Given task: Spot each line that carries the word "title"; copy those lines.

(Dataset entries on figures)
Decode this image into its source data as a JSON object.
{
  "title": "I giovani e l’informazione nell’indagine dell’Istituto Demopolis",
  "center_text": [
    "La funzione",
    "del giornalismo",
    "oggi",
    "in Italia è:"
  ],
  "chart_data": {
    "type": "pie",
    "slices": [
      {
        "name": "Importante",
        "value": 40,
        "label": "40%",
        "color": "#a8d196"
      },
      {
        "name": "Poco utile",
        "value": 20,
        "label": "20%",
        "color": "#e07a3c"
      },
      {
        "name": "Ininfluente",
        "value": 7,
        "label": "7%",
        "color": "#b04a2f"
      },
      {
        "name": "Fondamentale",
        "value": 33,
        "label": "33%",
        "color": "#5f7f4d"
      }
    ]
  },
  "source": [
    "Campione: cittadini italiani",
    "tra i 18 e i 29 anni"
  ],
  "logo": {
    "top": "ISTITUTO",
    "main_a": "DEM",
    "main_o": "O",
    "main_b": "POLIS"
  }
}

==

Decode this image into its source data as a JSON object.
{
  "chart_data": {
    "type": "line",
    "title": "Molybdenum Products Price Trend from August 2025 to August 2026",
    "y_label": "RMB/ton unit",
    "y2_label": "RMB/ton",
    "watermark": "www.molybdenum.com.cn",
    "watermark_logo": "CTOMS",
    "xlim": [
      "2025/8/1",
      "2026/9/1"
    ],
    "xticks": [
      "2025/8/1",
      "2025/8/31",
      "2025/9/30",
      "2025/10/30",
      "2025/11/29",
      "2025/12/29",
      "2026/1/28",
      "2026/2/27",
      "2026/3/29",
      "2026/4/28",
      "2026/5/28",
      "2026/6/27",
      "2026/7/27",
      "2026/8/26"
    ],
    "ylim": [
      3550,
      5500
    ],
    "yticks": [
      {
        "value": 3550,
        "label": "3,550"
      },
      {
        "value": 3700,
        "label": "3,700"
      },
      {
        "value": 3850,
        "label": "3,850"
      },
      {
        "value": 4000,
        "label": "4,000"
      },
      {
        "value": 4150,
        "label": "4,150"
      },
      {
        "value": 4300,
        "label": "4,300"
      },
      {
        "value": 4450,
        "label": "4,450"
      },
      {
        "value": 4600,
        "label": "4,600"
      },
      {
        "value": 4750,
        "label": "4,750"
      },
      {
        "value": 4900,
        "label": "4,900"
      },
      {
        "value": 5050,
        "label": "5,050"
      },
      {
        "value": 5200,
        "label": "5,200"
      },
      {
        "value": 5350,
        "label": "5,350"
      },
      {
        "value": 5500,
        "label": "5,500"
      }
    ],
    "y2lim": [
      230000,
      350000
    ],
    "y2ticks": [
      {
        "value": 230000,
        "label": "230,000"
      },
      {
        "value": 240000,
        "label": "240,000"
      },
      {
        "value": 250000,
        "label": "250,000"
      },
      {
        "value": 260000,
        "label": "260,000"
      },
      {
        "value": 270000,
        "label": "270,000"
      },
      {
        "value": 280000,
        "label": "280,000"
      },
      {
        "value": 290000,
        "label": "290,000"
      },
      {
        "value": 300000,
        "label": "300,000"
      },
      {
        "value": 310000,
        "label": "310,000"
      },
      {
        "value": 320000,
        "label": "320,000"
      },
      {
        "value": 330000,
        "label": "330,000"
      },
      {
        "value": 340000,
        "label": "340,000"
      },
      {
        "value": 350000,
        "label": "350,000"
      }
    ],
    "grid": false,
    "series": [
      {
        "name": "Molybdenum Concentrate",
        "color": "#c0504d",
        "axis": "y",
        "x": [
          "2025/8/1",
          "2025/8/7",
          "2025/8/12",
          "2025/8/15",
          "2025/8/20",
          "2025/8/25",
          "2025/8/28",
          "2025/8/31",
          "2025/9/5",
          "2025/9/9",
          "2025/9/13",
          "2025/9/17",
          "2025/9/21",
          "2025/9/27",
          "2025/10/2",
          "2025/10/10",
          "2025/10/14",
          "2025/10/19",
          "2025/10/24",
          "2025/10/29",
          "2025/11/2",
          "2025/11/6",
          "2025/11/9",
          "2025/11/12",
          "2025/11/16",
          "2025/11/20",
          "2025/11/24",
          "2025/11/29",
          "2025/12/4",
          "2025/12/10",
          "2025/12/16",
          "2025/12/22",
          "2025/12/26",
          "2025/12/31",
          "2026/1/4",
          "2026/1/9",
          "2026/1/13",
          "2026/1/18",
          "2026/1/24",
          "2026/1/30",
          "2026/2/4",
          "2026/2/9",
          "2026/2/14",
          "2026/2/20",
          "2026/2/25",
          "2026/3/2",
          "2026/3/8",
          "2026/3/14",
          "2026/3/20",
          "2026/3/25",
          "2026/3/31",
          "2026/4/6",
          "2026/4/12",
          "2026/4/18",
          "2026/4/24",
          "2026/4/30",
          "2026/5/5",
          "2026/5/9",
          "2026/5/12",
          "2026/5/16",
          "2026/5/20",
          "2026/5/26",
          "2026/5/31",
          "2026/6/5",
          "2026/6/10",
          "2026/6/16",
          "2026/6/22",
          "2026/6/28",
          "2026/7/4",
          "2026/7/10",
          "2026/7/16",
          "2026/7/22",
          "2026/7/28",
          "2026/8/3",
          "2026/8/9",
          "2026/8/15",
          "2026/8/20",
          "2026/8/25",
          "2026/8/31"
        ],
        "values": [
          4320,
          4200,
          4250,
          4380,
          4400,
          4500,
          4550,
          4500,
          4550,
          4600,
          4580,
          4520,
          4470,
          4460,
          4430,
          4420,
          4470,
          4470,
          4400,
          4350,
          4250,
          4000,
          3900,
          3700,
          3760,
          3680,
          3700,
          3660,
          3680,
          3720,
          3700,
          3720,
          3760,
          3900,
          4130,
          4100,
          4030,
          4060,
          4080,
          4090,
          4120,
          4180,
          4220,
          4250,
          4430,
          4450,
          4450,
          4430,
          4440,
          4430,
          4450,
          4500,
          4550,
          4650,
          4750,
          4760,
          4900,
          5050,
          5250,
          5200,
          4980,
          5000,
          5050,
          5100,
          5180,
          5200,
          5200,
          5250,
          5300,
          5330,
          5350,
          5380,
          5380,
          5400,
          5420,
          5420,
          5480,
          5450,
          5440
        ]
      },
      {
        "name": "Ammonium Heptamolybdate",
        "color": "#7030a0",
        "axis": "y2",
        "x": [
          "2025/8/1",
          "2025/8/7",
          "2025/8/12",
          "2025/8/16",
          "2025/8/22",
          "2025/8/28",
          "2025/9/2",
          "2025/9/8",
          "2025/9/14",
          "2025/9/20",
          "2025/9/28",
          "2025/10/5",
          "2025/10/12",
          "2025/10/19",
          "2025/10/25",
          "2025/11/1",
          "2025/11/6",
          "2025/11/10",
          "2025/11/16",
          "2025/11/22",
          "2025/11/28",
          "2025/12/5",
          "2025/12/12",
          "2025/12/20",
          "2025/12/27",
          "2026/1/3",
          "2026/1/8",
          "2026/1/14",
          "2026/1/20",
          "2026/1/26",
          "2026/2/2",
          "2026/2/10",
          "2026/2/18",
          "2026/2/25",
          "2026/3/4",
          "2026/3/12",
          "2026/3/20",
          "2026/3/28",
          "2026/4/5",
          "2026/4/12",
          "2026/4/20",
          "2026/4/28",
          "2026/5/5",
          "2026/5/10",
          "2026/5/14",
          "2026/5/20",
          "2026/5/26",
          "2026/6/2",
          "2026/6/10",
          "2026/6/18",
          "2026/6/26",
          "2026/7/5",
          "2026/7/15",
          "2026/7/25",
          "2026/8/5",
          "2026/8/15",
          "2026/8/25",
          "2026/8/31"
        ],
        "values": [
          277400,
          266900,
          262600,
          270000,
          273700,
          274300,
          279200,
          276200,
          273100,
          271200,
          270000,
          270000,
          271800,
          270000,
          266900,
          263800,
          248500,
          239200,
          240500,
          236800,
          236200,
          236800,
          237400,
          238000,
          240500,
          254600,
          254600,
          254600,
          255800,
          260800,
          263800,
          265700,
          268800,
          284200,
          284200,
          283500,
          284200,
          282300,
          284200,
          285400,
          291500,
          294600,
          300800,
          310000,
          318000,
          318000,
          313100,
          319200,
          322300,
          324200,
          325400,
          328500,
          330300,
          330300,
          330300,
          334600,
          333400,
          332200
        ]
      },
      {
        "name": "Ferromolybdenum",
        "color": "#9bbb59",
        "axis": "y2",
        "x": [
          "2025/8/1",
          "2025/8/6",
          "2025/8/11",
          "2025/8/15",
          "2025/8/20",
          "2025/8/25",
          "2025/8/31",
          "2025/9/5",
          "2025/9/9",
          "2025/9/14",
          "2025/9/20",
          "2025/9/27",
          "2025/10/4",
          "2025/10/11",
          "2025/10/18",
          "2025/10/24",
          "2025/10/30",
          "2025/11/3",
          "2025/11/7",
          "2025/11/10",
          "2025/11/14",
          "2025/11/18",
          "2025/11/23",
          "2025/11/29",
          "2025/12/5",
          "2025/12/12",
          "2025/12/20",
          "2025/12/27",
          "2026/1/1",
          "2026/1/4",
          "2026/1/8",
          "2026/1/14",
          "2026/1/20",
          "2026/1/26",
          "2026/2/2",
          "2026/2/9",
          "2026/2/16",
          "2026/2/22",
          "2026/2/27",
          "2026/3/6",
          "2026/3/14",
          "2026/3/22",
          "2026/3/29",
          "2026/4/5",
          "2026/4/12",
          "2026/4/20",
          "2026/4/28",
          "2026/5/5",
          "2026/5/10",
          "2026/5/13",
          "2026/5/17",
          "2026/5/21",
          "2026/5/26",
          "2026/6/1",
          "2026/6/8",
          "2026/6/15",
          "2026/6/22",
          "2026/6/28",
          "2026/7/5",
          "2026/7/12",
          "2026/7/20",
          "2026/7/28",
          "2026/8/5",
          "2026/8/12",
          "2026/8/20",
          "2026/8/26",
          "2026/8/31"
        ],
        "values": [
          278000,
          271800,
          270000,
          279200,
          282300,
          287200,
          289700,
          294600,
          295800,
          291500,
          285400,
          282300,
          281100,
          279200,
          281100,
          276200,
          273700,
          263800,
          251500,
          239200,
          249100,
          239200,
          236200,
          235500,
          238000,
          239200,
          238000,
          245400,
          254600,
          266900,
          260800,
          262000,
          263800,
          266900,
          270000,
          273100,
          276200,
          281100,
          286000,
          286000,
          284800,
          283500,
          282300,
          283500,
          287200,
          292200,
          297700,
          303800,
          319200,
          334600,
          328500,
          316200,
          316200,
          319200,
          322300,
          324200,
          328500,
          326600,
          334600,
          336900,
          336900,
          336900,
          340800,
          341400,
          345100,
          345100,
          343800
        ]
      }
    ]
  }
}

Task answer:
  "title": "I giovani e l’informazione nell’indagine dell’Istituto Demopolis",
    "title": "Molybdenum Products Price Trend from August 2025 to August 2026",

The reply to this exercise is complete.